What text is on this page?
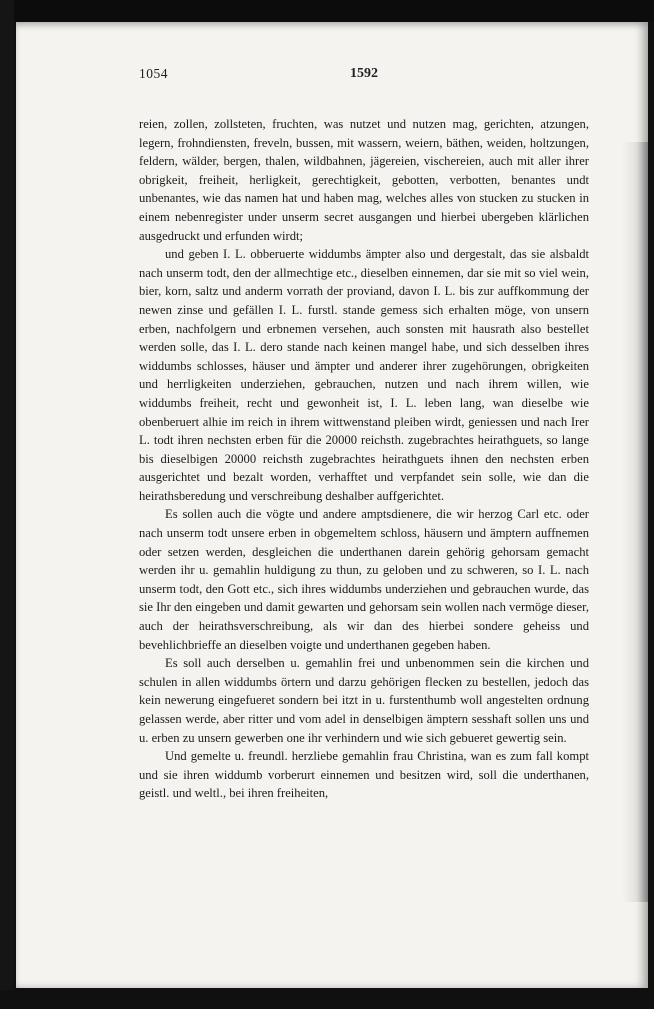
1054	1592

reien, zollen, zollsteten, fruchten, was nutzet und nutzen mag, gerichten, atzungen, legern, frohndiensten, freveln, bussen, mit wassern, weiern, bäthen, weiden, holtzungen, feldern, wälder, bergen, thalen, wildbahnen, jägereien, vischereien, auch mit aller ihrer obrigkeit, freiheit, herligkeit, gerechtigkeit, gebotten, verbotten, benantes undt unbenantes, wie das namen hat und haben mag, welches alles von stucken zu stucken in einem nebenregister under unserm secret ausgangen und hierbei ubergeben klärlichen ausgedruckt und erfunden wirdt;

und geben I. L. obberuerte widdumbs ämpter also und dergestalt, das sie alsbaldt nach unserm todt, den der allmechtige etc., dieselben einnemen, dar sie mit so viel wein, bier, korn, saltz und anderm vorrath der proviand, davon I. L. bis zur auffkommung der newen zinse und gefällen I. L. furstl. stande gemess sich erhalten möge, von unsern erben, nachfolgern und erbnemen versehen, auch sonsten mit hausrath also bestellet werden solle, das I. L. dero stande nach keinen mangel habe, und sich desselben ihres widdumbs schlosses, häuser und ämpter und anderer ihrer zugehörungen, obrigkeiten und herrligkeiten underziehen, gebrauchen, nutzen und nach ihrem willen, wie widdumbs freiheit, recht und gewonheit ist, I. L. leben lang, wan dieselbe wie obenberuert alhie im reich in ihrem wittwenstand pleiben wirdt, geniessen und nach Irer L. todt ihren nechsten erben für die 20000 reichsth. zugebrachtes heirathguets, so lange bis dieselbigen 20000 reichsth zugebrachtes heirathguets ihnen den nechsten erben ausgerichtet und bezalt worden, verhafftet und verpfandet sein solle, wie dan die heirathsberedung und verschreibung deshalber auffgerichtet.

Es sollen auch die vögte und andere amptsdienere, die wir herzog Carl etc. oder nach unserm todt unsere erben in obgemeltem schloss, häusern und ämptern auffnemen oder setzen werden, desgleichen die underthanen darein gehörig gehorsam gemacht werden ihr u. gemahlin huldigung zu thun, zu geloben und zu schweren, so I. L. nach unserm todt, den Gott etc., sich ihres widdumbs underziehen und gebrauchen wurde, das sie Ihr den eingeben und damit gewarten und gehorsam sein wollen nach vermöge dieser, auch der heirathsverschreibung, als wir dan des hierbei sondere geheiss und bevehlichbrieffe an dieselben voigte und underthanen gegeben haben.

Es soll auch derselben u. gemahlin frei und unbenommen sein die kirchen und schulen in allen widdumbs örtern und darzu gehörigen flecken zu bestellen, jedoch das kein newerung eingefueret sondern bei itzt in u. furstenthumb woll angestelten ordnung gelassen werde, aber ritter und vom adel in denselbigen ämptern sesshaft sollen uns und u. erben zu unsern gewerben one ihr verhindern und wie sich gebueret gewertig sein.

Und gemelte u. freundl. herzliebe gemahlin frau Christina, wan es zum fall kompt und sie ihren widdumb vorberurt einnemen und besitzen wird, soll die underthanen, geistl. und weltl., bei ihren freiheiten,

════════════════════

Write the records above out again exactly, with no pictures in your copy.

What text is on this page?
1054	1592

reien, zollen, zollsteten, fruchten, was nutzet und nutzen mag, gerichten, atzungen, legern, frohndiensten, freveln, bussen, mit wassern, weiern, bäthen, weiden, holtzungen, feldern, wälder, bergen, thalen, wildbahnen, jägereien, vischereien, auch mit aller ihrer obrigkeit, freiheit, herligkeit, gerechtigkeit, gebotten, verbotten, benantes undt unbenantes, wie das namen hat und haben mag, welches alles von stucken zu stucken in einem nebenregister under unserm secret ausgangen und hierbei ubergeben klärlichen ausgedruckt und erfunden wirdt;

und geben I. L. obberuerte widdumbs ämpter also und dergestalt, das sie alsbaldt nach unserm todt, den der allmechtige etc., dieselben einnemen, dar sie mit so viel wein, bier, korn, saltz und anderm vorrath der proviand, davon I. L. bis zur auffkommung der newen zinse und gefällen I. L. furstl. stande gemess sich erhalten möge, von unsern erben, nachfolgern und erbnemen versehen, auch sonsten mit hausrath also bestellet werden solle, das I. L. dero stande nach keinen mangel habe, und sich desselben ihres widdumbs schlosses, häuser und ämpter und anderer ihrer zugehörungen, obrigkeiten und herrligkeiten underziehen, gebrauchen, nutzen und nach ihrem willen, wie widdumbs freiheit, recht und gewonheit ist, I. L. leben lang, wan dieselbe wie obenberuert alhie im reich in ihrem wittwenstand pleiben wirdt, geniessen und nach Irer L. todt ihren nechsten erben für die 20000 reichsth. zugebrachtes heirathguets, so lange bis dieselbigen 20000 reichsth zugebrachtes heirathguets ihnen den nechsten erben ausgerichtet und bezalt worden, verhafftet und verpfandet sein solle, wie dan die heirathsberedung und verschreibung deshalber auffgerichtet.

Es sollen auch die vögte und andere amptsdienere, die wir herzog Carl etc. oder nach unserm todt unsere erben in obgemeltem schloss, häusern und ämptern auffnemen oder setzen werden, desgleichen die underthanen darein gehörig gehorsam gemacht werden ihr u. gemahlin huldigung zu thun, zu geloben und zu schweren, so I. L. nach unserm todt, den Gott etc., sich ihres widdumbs underziehen und gebrauchen wurde, das sie Ihr den eingeben und damit gewarten und gehorsam sein wollen nach vermöge dieser, auch der heirathsverschreibung, als wir dan des hierbei sondere geheiss und bevehlichbrieffe an dieselben voigte und underthanen gegeben haben.

Es soll auch derselben u. gemahlin frei und unbenommen sein die kirchen und schulen in allen widdumbs örtern und darzu gehörigen flecken zu bestellen, jedoch das kein newerung eingefueret sondern bei itzt in u. furstenthumb woll angestelten ordnung gelassen werde, aber ritter und vom adel in denselbigen ämptern sesshaft sollen uns und u. erben zu unsern gewerben one ihr verhindern und wie sich gebueret gewertig sein.

Und gemelte u. freundl. herzliebe gemahlin frau Christina, wan es zum fall kompt und sie ihren widdumb vorberurt einnemen und besitzen wird, soll die underthanen, geistl. und weltl., bei ihren freiheiten,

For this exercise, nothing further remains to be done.